▶ _Objective_:
In the records below, pick out all lines containing the word "killed".

-- BEGIN --

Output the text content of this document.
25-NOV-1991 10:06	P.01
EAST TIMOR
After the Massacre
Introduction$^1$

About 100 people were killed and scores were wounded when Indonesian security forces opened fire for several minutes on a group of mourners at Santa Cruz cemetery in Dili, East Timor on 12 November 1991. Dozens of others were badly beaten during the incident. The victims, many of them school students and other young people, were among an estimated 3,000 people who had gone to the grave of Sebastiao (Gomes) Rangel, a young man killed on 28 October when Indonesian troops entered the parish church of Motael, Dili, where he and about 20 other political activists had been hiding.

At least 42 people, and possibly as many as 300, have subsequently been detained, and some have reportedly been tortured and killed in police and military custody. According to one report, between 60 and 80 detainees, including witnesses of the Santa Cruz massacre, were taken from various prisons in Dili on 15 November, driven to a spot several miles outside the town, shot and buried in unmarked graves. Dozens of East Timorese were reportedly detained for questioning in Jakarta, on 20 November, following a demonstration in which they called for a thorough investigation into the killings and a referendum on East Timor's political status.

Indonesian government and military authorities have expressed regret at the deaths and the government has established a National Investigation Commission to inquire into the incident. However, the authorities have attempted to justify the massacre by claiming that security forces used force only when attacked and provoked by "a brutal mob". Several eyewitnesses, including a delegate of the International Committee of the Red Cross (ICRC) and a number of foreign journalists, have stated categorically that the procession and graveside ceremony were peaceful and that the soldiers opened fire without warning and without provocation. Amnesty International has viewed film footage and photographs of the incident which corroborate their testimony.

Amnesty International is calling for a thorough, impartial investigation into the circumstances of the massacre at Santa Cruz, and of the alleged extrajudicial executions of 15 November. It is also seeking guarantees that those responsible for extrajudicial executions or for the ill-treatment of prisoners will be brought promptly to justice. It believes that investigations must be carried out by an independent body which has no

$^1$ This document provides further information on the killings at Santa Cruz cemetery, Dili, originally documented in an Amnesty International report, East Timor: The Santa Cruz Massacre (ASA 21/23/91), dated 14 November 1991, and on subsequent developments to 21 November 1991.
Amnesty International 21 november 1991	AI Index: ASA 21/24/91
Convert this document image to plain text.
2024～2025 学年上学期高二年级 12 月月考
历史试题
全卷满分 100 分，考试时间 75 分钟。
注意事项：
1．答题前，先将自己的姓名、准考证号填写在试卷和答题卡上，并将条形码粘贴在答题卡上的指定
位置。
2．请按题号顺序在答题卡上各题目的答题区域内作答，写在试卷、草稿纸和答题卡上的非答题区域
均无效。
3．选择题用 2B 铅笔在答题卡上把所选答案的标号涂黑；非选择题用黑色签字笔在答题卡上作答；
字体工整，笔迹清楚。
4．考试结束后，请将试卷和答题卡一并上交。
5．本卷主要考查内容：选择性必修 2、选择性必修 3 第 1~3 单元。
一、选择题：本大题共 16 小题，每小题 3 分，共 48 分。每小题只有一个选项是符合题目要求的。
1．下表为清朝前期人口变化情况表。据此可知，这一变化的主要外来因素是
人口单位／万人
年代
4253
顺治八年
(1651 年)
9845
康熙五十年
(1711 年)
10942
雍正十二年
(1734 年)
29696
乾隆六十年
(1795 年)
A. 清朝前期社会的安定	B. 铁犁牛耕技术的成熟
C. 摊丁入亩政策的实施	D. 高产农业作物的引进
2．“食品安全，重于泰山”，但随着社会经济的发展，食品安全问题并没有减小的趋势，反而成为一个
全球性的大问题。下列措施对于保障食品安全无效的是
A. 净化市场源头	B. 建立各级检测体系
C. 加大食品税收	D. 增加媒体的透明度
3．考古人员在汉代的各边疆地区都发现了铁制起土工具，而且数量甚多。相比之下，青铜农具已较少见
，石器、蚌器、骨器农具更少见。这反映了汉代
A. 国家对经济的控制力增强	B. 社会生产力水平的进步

-- END --

▶ _Solution_:
About 100 people were killed and scores were wounded when Indonesian security forces opened fire for several minutes on a group of mourners at Santa Cruz cemetery in Dili, East Timor on 12 November 1991. Dozens of others were badly beaten during the incident. The victims, many of them school students and other young people, were among an estimated 3,000 people who had gone to the grave of Sebastiao (Gomes) Rangel, a young man killed on 28 October when Indonesian troops entered the parish church of Motael, Dili, where he and about 20 other political activists had been hiding.
At least 42 people, and possibly as many as 300, have subsequently been detained, and some have reportedly been tortured and killed in police and military custody. According to one report, between 60 and 80 detainees, including witnesses of the Santa Cruz massacre, were taken from various prisons in Dili on 15 November, driven to a spot several miles outside the town, shot and buried in unmarked graves. Dozens of East Timorese were reportedly detained for questioning in Jakarta, on 20 November, following a demonstration in which they called for a thorough investigation into the killings and a referendum on East Timor's political status.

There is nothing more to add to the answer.